Write out each line from the data below that includes the word "водоёмах".

A block of data:
>> Start
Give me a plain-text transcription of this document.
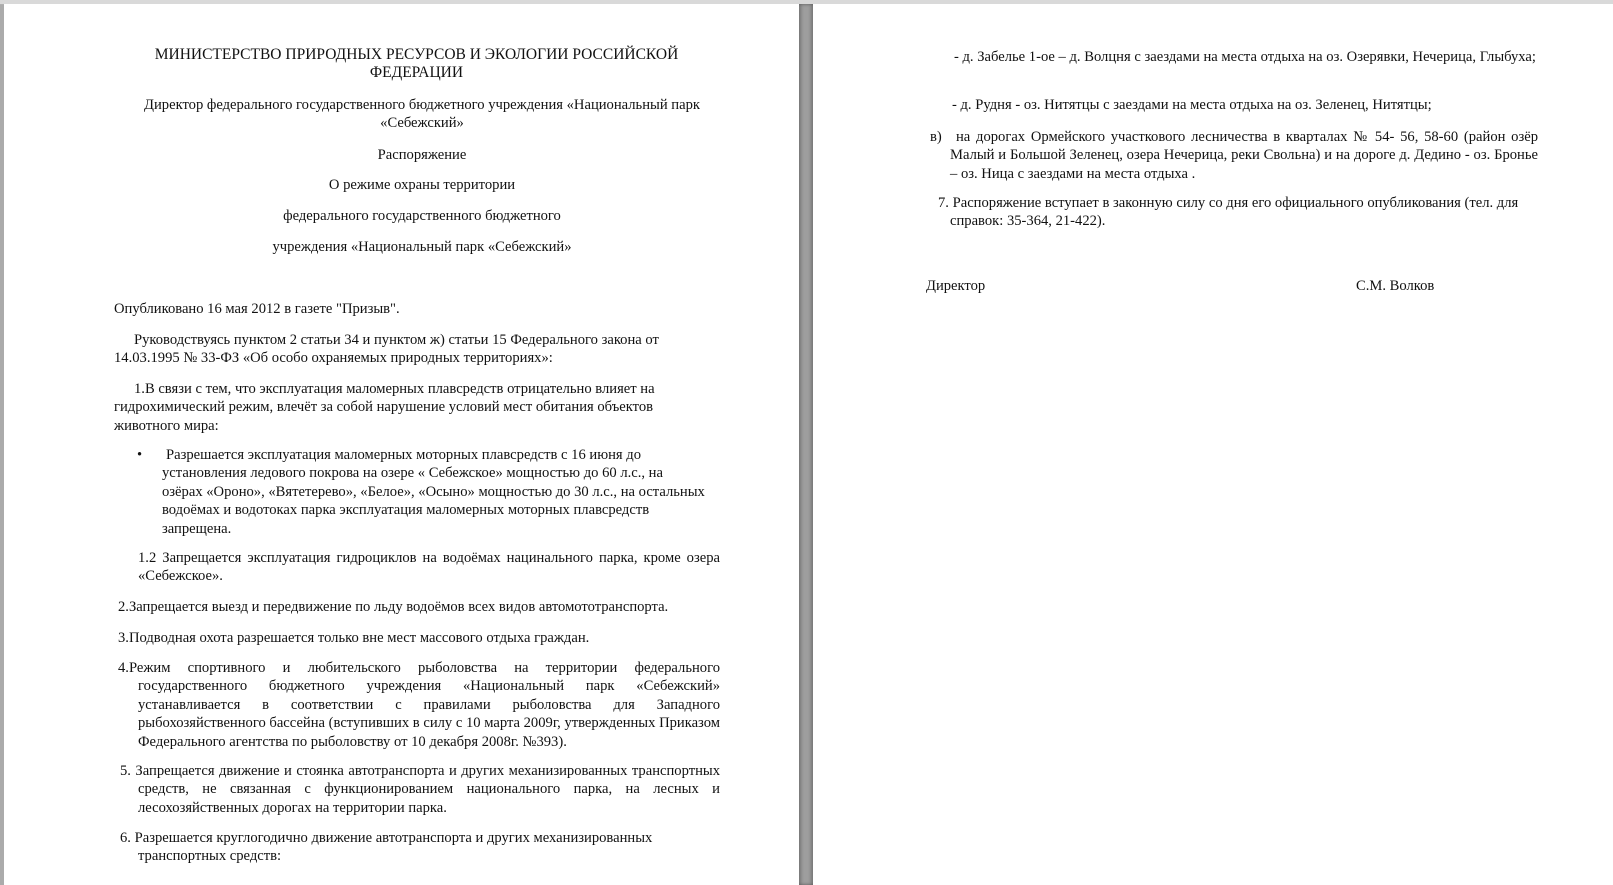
МИНИСТЕРСТВО ПРИРОДНЫХ РЕСУРСОВ И ЭКОЛОГИИ РОССИЙСКОЙ ФЕДЕРАЦИИ

Директор федерального государственного бюджетного учреждения «Национальный парк «Себежский»

Распоряжение

О режиме охраны территории

федерального государственного бюджетного

учреждения «Национальный парк «Себежский»

Опубликовано 16 мая 2012 в газете "Призыв".

Руководствуясь пунктом 2 статьи 34 и пунктом ж) статьи 15 Федерального закона от 14.03.1995 № 33-ФЗ «Об особо охраняемых природных территориях»:

1.В связи с тем, что эксплуатация маломерных плавсредств отрицательно влияет на гидрохимический режим, влечёт за собой нарушение условий мест обитания объектов животного мира:

• Разрешается эксплуатация маломерных моторных плавсредств с 16 июня до установления ледового покрова на озере « Себежское» мощностью до 60 л.с., на озёрах «Ороно», «Вятетерево», «Белое», «Осыно» мощностью до 30 л.с., на остальных водоёмах и водотоках парка эксплуатация маломерных моторных плавсредств запрещена.

1.2 Запрещается эксплуатация гидроциклов на водоёмах нацинального парка, кроме озера «Себежское».

2.Запрещается выезд и передвижение по льду водоёмов всех видов автомототранспорта.

3.Подводная охота разрешается только вне мест массового отдыха граждан.

4.Режим спортивного и любительского рыболовства на территории федерального государственного бюджетного учреждения «Национальный парк «Себежский» устанавливается в соответствии с правилами рыболовства для Западного рыбохозяйственного бассейна (вступивших в силу с 10 марта 2009г, утвержденных Приказом Федерального агентства по рыболовству от 10 декабря 2008г. №393).

5. Запрещается движение и стоянка автотранспорта и других механизированных транспортных средств, не связанная с функционированием национального парка, на лесных и лесохозяйственных дорогах на территории парка.

6. Разрешается круглогодично движение автотранспорта и других механизированных транспортных средств:

- д. Забелье 1-ое – д. Волцня с заездами на места отдыха на оз. Озерявки, Нечерица, Глыбуха;

- д. Рудня - оз. Нитятцы с заездами на места отдыха на оз. Зеленец, Нитятцы;

в) на дорогах Ормейского участкового лесничества в кварталах № 54- 56, 58-60 (район озёр Малый и Большой Зеленец, озера Нечерица, реки Свольна) и на дороге д. Дедино - оз. Бронье – оз. Ница с заездами на места отдыха .

7. Распоряжение вступает в законную силу со дня его официального опубликования (тел. для справок: 35-364, 21-422).

Директор	С.М. Волков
>> End
Exercise response:
• Разрешается эксплуатация маломерных моторных плавсредств с 16 июня до установления ледового покрова на озере « Себежское» мощностью до 60 л.с., на озёрах «Ороно», «Вятетерево», «Белое», «Осыно» мощностью до 30 л.с., на остальных водоёмах и водотоках парка эксплуатация маломерных моторных плавсредств запрещена.
1.2 Запрещается эксплуатация гидроциклов на водоёмах нацинального парка, кроме озера «Себежское».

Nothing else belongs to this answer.